__Problem details__
Give a verbatim quotation of every record.

__Extracted information__
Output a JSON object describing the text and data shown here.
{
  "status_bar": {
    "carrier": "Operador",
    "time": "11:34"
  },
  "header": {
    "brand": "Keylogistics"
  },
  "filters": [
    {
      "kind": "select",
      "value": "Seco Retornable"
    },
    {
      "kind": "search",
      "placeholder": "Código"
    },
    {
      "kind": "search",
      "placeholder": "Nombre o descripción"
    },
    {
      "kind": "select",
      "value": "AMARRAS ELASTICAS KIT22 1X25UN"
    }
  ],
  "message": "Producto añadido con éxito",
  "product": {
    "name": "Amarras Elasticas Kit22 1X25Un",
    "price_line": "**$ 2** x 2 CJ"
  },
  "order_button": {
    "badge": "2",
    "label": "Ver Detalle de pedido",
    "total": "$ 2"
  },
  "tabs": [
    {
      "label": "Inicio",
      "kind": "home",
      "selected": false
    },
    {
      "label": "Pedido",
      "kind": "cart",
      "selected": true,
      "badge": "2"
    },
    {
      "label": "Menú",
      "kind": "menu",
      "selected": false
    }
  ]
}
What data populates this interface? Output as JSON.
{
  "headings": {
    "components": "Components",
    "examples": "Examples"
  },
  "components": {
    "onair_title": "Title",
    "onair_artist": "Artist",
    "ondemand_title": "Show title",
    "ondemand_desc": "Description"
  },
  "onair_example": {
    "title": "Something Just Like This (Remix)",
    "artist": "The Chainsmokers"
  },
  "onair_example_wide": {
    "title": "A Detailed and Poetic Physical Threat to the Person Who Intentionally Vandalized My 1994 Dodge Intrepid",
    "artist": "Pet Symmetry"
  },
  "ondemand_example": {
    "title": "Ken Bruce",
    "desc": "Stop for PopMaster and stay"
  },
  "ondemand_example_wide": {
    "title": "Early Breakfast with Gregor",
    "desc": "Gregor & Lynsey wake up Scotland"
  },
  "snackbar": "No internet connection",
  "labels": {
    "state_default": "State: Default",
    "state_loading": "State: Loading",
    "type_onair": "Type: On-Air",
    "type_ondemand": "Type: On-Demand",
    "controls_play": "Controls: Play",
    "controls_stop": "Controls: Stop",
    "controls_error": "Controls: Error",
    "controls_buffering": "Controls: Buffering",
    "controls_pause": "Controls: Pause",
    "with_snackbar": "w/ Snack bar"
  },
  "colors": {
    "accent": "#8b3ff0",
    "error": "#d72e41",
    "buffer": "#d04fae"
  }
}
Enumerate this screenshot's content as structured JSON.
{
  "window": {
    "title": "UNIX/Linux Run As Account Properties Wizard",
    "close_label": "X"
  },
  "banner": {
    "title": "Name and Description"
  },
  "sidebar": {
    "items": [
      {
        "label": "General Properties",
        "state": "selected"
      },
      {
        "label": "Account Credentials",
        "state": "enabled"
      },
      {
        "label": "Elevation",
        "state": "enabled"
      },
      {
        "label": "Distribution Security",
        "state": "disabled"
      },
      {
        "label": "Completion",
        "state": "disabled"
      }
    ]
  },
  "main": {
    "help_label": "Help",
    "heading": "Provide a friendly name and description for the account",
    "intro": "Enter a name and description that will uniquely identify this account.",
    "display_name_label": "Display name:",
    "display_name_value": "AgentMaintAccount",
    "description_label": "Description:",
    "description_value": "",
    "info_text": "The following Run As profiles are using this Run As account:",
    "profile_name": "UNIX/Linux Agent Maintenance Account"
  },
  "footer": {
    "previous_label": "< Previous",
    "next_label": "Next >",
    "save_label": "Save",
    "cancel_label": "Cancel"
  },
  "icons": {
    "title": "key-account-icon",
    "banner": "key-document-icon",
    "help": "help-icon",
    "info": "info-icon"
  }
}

__Reply__
Output a JSON object describing the text and data shown here.
{
  "status_bar": {
    "carrier": "Operador",
    "time": "11:34"
  },
  "header": {
    "brand": "Keylogistics"
  },
  "filters": [
    {
      "kind": "select",
      "value": "Seco Retornable"
    },
    {
      "kind": "search",
      "placeholder": "Código"
    },
    {
      "kind": "search",
      "placeholder": "Nombre o descripción"
    },
    {
      "kind": "select",
      "value": "AMARRAS ELASTICAS KIT22 1X25UN"
    }
  ],
  "message": "Producto añadido con éxito",
  "product": {
    "name": "Amarras Elasticas Kit22 1X25Un",
    "price_line": "**$ 2** x 2 CJ"
  },
  "order_button": {
    "badge": "2",
    "label": "Ver Detalle de pedido",
    "total": "$ 2"
  },
  "tabs": [
    {
      "label": "Inicio",
      "kind": "home",
      "selected": false
    },
    {
      "label": "Pedido",
      "kind": "cart",
      "selected": true,
      "badge": "2"
    },
    {
      "label": "Menú",
      "kind": "menu",
      "selected": false
    }
  ]
}
What data populates this interface? Output as JSON.
{
  "headings": {
    "components": "Components",
    "examples": "Examples"
  },
  "components": {
    "onair_title": "Title",
    "onair_artist": "Artist",
    "ondemand_title": "Show title",
    "ondemand_desc": "Description"
  },
  "onair_example": {
    "title": "Something Just Like This (Remix)",
    "artist": "The Chainsmokers"
  },
  "onair_example_wide": {
    "title": "A Detailed and Poetic Physical Threat to the Person Who Intentionally Vandalized My 1994 Dodge Intrepid",
    "artist": "Pet Symmetry"
  },
  "ondemand_example": {
    "title": "Ken Bruce",
    "desc": "Stop for PopMaster and stay"
  },
  "ondemand_example_wide": {
    "title": "Early Breakfast with Gregor",
    "desc": "Gregor & Lynsey wake up Scotland"
  },
  "snackbar": "No internet connection",
  "labels": {
    "state_default": "State: Default",
    "state_loading": "State: Loading",
    "type_onair": "Type: On-Air",
    "type_ondemand": "Type: On-Demand",
    "controls_play": "Controls: Play",
    "controls_stop": "Controls: Stop",
    "controls_error": "Controls: Error",
    "controls_buffering": "Controls: Buffering",
    "controls_pause": "Controls: Pause",
    "with_snackbar": "w/ Snack bar"
  },
  "colors": {
    "accent": "#8b3ff0",
    "error": "#d72e41",
    "buffer": "#d04fae"
  }
}
Enumerate this screenshot's content as structured JSON.
{
  "window": {
    "title": "UNIX/Linux Run As Account Properties Wizard",
    "close_label": "X"
  },
  "banner": {
    "title": "Name and Description"
  },
  "sidebar": {
    "items": [
      {
        "label": "General Properties",
        "state": "selected"
      },
      {
        "label": "Account Credentials",
        "state": "enabled"
      },
      {
        "label": "Elevation",
        "state": "enabled"
      },
      {
        "label": "Distribution Security",
        "state": "disabled"
      },
      {
        "label": "Completion",
        "state": "disabled"
      }
    ]
  },
  "main": {
    "help_label": "Help",
    "heading": "Provide a friendly name and description for the account",
    "intro": "Enter a name and description that will uniquely identify this account.",
    "display_name_label": "Display name:",
    "display_name_value": "AgentMaintAccount",
    "description_label": "Description:",
    "description_value": "",
    "info_text": "The following Run As profiles are using this Run As account:",
    "profile_name": "UNIX/Linux Agent Maintenance Account"
  },
  "footer": {
    "previous_label": "< Previous",
    "next_label": "Next >",
    "save_label": "Save",
    "cancel_label": "Cancel"
  },
  "icons": {
    "title": "key-account-icon",
    "banner": "key-document-icon",
    "help": "help-icon",
    "info": "info-icon"
  }
}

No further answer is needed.